# What is needed:
Show me each line of the listing below where the word "mittaus" appears.

** Study material follows **

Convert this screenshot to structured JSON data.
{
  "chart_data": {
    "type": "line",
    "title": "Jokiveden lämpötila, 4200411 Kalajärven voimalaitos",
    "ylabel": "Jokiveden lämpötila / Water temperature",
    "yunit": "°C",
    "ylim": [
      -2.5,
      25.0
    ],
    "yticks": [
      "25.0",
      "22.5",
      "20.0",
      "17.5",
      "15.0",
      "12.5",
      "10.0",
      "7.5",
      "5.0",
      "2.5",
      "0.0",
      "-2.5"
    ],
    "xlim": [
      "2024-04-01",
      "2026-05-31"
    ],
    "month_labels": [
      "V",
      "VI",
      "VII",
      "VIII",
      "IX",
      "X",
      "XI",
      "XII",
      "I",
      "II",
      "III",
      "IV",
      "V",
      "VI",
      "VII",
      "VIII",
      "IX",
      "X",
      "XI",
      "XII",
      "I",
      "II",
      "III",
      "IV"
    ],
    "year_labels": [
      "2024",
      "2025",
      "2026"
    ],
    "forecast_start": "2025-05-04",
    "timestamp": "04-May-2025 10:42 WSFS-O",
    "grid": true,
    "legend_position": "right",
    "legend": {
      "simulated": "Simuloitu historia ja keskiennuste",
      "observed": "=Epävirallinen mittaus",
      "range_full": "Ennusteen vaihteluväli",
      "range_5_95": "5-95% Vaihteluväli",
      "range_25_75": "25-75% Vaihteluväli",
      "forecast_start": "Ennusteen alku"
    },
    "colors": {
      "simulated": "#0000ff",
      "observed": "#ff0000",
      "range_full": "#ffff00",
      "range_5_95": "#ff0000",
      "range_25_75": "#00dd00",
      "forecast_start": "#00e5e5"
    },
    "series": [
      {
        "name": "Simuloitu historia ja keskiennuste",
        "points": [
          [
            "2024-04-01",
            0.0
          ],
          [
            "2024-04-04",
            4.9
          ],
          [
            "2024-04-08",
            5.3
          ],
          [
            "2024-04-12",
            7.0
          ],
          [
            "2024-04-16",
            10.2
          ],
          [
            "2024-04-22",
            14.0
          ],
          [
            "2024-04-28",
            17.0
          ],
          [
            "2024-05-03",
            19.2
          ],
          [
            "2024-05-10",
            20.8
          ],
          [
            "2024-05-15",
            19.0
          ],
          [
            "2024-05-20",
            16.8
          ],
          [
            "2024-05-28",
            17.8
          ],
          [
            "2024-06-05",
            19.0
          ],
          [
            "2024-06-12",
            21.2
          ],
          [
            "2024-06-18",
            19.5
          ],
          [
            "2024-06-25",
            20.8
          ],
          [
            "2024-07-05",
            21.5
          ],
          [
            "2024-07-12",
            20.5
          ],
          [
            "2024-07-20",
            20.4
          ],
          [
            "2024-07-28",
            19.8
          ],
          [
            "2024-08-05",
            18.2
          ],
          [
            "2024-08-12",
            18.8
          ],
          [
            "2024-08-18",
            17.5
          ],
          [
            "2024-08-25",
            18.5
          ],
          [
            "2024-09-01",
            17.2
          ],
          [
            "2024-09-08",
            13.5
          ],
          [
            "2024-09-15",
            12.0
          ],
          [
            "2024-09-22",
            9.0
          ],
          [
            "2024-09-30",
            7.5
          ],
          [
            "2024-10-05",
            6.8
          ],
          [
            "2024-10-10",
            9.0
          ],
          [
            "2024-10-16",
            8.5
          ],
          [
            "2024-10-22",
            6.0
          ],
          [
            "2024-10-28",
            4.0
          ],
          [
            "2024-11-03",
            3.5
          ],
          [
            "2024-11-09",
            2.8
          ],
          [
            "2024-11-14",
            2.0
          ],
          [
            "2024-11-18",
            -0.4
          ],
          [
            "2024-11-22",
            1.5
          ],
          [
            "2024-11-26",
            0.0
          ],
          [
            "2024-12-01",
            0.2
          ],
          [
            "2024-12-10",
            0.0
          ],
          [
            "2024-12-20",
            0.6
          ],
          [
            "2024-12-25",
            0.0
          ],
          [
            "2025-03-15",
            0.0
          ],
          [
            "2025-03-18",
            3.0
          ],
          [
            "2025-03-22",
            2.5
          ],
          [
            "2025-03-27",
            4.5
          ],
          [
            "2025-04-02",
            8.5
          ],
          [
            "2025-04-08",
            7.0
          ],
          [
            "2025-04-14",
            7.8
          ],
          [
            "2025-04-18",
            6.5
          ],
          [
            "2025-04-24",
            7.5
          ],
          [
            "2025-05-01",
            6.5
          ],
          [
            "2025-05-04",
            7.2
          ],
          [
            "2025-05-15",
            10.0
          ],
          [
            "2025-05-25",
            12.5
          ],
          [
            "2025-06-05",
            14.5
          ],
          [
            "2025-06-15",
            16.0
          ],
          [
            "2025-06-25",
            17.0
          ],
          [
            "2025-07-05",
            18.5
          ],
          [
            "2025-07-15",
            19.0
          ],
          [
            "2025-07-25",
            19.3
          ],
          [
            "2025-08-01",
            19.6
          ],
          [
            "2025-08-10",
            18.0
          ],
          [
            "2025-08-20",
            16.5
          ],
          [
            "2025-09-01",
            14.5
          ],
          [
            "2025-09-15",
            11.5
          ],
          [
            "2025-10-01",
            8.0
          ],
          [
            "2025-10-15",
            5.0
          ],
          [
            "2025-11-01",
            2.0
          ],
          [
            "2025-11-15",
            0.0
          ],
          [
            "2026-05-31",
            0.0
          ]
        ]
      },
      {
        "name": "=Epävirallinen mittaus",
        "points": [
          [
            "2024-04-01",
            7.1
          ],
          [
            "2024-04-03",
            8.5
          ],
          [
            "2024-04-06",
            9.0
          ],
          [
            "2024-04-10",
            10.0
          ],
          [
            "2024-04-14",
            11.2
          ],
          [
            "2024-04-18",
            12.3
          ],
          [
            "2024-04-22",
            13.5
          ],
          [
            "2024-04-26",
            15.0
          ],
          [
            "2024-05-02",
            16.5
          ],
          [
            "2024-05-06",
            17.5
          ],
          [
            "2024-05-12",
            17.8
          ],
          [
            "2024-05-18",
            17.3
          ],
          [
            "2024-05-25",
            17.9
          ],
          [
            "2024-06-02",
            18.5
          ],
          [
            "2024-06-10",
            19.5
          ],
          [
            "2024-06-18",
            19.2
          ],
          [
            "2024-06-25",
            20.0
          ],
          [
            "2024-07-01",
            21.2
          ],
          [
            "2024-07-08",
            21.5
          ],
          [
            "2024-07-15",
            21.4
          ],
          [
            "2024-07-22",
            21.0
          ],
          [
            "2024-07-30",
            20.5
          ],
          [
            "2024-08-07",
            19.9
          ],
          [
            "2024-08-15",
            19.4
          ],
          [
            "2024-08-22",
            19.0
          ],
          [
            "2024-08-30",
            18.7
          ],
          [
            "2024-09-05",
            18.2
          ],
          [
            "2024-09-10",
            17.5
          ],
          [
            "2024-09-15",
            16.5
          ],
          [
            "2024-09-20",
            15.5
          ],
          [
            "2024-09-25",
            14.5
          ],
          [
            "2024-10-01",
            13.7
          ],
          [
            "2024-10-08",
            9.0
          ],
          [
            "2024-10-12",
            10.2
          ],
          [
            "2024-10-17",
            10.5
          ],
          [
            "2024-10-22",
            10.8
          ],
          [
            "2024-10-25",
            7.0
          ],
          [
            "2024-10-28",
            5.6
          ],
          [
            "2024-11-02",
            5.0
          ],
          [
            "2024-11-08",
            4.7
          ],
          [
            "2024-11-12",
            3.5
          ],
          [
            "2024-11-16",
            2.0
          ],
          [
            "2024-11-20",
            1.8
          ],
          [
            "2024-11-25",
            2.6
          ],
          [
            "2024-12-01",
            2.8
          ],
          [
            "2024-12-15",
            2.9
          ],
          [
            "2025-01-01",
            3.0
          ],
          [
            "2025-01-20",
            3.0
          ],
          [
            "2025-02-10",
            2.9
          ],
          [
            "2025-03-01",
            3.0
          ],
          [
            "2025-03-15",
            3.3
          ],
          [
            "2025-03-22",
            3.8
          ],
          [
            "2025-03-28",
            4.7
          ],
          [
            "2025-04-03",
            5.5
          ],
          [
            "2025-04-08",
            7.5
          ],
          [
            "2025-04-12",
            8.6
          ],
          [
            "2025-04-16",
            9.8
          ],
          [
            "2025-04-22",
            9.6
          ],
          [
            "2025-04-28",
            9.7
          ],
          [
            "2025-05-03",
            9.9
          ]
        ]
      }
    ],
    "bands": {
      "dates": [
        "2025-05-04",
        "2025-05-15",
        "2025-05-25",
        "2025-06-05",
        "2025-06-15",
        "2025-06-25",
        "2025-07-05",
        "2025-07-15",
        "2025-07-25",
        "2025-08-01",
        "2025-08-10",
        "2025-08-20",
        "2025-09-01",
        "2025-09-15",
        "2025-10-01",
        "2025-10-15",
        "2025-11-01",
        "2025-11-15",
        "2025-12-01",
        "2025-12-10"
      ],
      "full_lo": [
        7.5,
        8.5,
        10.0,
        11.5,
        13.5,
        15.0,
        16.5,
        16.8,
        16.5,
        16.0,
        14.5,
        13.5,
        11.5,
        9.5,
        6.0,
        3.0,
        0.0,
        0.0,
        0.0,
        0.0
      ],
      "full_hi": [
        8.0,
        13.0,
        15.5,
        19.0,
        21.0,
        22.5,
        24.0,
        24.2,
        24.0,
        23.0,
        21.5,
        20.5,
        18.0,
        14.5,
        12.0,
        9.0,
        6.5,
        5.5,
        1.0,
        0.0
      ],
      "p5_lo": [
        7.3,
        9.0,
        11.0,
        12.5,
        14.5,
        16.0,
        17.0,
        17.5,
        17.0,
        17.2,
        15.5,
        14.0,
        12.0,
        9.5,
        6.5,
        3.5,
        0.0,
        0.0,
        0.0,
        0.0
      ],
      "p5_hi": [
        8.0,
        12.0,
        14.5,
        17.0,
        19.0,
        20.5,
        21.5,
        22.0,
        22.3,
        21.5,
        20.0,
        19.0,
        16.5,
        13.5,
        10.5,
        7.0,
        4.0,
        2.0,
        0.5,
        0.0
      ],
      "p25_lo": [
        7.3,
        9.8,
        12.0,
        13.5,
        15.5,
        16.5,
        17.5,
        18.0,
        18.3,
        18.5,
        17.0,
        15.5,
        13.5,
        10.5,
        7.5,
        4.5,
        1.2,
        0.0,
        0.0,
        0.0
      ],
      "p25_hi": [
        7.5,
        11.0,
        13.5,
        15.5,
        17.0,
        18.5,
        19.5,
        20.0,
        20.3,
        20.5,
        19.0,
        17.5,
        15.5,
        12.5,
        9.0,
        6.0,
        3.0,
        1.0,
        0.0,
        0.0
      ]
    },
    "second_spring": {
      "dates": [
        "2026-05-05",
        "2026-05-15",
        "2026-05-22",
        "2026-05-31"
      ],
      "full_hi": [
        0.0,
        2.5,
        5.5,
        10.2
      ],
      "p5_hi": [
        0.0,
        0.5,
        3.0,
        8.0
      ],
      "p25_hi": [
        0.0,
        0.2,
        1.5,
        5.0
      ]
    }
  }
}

** End of Study material **

# Result:
      "observed": "=Epävirallinen mittaus",
        "name": "=Epävirallinen mittaus",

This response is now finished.